摘录文本
▶

Spark Program | Nervos Brain - A Global Developer Onboarding Engine and Cross-Language Hub Powered by Agentic RAG

Hi @IrisNeko,

感谢你的积极推进~~

关于你提到的几个问题:

  1. 官方文档及 Repo 列表: 委员会已经在着手确认目前最新、最核心的官方文档链接,会尽快整理好提供给你。

  2. 历史数据快照: 很遗憾,委员会没有现成的打包数据集供你直接使用,初始数据的获取还是需要你通过 API 自行抓取。

请先按照你规划的方向继续推进,文档链接准备好后我们会第一时间同步给你。

1 Like

第三周周报

一、本周工作概述

本周按照上周计划,围绕数据获取与数据库构建两条主线推进。完成了检索层双层数据库架构的落地实现、多路检索融合流程的工程化,以及 Nervos Talk 论坛爬虫的开发与接入。"数据获取 → 数据入库"最小链路已基本跑通,但受制于官方文档尚未整理完毕,暂未进行完整数据集的统一测试。

◀

带框版面项目列表
▶

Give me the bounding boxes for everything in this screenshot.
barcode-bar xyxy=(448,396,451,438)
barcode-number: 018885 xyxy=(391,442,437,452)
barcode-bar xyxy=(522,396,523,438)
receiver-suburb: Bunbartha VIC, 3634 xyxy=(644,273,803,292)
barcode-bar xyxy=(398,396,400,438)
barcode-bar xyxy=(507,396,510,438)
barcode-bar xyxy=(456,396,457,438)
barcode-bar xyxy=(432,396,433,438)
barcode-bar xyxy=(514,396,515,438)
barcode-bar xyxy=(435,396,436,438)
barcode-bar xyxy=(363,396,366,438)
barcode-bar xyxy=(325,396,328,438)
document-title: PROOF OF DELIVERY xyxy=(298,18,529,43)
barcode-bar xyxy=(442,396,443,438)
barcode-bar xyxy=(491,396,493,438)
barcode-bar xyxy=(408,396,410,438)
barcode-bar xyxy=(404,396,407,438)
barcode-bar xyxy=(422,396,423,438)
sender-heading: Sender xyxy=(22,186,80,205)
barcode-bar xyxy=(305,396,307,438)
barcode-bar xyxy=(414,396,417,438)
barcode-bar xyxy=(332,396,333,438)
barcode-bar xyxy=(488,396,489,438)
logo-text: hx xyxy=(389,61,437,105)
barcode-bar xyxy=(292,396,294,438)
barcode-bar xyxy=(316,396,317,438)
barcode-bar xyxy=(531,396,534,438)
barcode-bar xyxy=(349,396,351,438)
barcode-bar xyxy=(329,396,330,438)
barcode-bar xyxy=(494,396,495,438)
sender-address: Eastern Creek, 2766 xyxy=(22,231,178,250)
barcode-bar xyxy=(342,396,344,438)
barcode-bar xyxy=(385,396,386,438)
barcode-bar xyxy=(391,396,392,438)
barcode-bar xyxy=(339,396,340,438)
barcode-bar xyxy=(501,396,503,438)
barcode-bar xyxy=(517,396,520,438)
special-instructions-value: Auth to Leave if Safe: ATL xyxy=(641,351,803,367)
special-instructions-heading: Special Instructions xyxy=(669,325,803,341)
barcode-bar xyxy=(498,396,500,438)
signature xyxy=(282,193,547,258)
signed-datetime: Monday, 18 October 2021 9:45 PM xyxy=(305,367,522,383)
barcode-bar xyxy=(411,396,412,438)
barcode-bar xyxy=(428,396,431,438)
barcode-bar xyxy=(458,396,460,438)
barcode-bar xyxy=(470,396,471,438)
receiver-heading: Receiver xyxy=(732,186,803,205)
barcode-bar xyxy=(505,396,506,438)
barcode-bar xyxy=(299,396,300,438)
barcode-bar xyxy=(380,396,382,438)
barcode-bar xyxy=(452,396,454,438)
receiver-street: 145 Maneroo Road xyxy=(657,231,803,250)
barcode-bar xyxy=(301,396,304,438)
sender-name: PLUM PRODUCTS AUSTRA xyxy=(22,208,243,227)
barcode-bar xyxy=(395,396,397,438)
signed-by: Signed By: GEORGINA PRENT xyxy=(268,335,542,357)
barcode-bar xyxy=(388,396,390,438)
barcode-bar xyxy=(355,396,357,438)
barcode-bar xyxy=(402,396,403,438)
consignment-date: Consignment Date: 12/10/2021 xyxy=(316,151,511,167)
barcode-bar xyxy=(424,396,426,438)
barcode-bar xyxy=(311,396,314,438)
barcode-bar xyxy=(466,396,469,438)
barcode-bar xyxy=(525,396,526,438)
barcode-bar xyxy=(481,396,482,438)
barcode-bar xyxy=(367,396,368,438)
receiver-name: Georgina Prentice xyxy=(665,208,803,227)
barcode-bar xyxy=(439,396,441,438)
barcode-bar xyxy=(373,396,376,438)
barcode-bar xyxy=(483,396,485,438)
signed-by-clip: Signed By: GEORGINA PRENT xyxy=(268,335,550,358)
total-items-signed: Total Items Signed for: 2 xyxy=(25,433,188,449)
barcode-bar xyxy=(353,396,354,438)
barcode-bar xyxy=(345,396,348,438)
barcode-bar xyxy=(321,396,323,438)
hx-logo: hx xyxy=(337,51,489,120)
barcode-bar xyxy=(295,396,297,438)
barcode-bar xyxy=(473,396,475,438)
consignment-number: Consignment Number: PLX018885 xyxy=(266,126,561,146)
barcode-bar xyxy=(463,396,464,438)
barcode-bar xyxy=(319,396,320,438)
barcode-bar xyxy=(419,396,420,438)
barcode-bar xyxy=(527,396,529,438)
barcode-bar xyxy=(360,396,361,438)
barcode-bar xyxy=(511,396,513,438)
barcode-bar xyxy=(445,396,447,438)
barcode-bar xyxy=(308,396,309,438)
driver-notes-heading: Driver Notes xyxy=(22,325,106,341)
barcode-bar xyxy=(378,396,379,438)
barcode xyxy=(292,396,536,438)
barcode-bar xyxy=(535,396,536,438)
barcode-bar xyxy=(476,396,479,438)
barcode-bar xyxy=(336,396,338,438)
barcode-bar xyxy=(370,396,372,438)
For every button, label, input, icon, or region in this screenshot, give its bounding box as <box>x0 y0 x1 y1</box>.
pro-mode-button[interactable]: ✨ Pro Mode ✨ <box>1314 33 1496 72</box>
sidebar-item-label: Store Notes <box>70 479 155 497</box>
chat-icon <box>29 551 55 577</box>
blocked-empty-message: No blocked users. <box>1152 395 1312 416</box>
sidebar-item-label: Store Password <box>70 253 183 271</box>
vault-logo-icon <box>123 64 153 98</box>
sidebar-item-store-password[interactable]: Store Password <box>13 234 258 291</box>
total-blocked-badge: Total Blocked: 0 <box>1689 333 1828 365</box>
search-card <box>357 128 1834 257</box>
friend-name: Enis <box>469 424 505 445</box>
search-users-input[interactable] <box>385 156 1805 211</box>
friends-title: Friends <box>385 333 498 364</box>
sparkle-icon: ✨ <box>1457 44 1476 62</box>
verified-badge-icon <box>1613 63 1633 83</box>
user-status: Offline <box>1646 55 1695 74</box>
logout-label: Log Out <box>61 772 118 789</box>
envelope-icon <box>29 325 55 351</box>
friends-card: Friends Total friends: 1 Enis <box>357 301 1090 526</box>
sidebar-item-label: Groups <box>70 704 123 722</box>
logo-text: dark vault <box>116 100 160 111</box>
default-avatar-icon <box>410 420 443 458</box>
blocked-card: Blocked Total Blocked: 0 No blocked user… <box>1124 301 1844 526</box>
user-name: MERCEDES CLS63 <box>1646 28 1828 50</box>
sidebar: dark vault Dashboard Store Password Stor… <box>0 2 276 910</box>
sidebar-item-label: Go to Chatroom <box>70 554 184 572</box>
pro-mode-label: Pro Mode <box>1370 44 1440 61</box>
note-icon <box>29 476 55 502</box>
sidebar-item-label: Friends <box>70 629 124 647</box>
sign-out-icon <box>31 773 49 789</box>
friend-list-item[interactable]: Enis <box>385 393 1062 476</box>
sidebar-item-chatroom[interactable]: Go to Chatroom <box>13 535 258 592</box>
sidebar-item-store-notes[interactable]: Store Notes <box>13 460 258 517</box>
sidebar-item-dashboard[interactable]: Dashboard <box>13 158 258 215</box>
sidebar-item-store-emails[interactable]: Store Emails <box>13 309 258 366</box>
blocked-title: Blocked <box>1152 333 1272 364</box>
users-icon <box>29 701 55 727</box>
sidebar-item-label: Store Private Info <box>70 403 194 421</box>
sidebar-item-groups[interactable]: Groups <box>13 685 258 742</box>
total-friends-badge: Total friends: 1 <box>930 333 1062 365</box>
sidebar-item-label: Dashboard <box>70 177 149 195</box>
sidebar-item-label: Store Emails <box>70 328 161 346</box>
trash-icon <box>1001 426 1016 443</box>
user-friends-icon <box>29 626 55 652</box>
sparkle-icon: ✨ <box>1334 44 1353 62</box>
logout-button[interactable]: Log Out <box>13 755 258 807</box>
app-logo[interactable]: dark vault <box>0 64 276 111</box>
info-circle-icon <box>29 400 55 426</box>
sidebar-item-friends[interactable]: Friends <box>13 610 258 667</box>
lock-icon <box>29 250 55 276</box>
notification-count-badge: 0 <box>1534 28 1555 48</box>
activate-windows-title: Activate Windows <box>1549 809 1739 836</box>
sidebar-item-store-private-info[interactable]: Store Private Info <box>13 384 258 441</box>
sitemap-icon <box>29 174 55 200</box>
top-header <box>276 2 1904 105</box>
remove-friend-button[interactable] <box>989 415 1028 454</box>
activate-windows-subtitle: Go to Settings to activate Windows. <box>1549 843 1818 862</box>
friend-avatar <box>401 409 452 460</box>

◀

作答说明
请根据摘录文本回答下列问题:
(a) 关于历史数据快照,委员会表示初始数据须通过何种方式获取?
(b) 第三周周报称,本周围绕哪两条主线推进?
(c) 周报说明暂未进行完整数据集统一测试,其原因是什么?

参考答案
(a) 需要通过 API 自行抓取。
(b) 数据获取与数据库构建。
(c) 官方文档尚未整理完毕。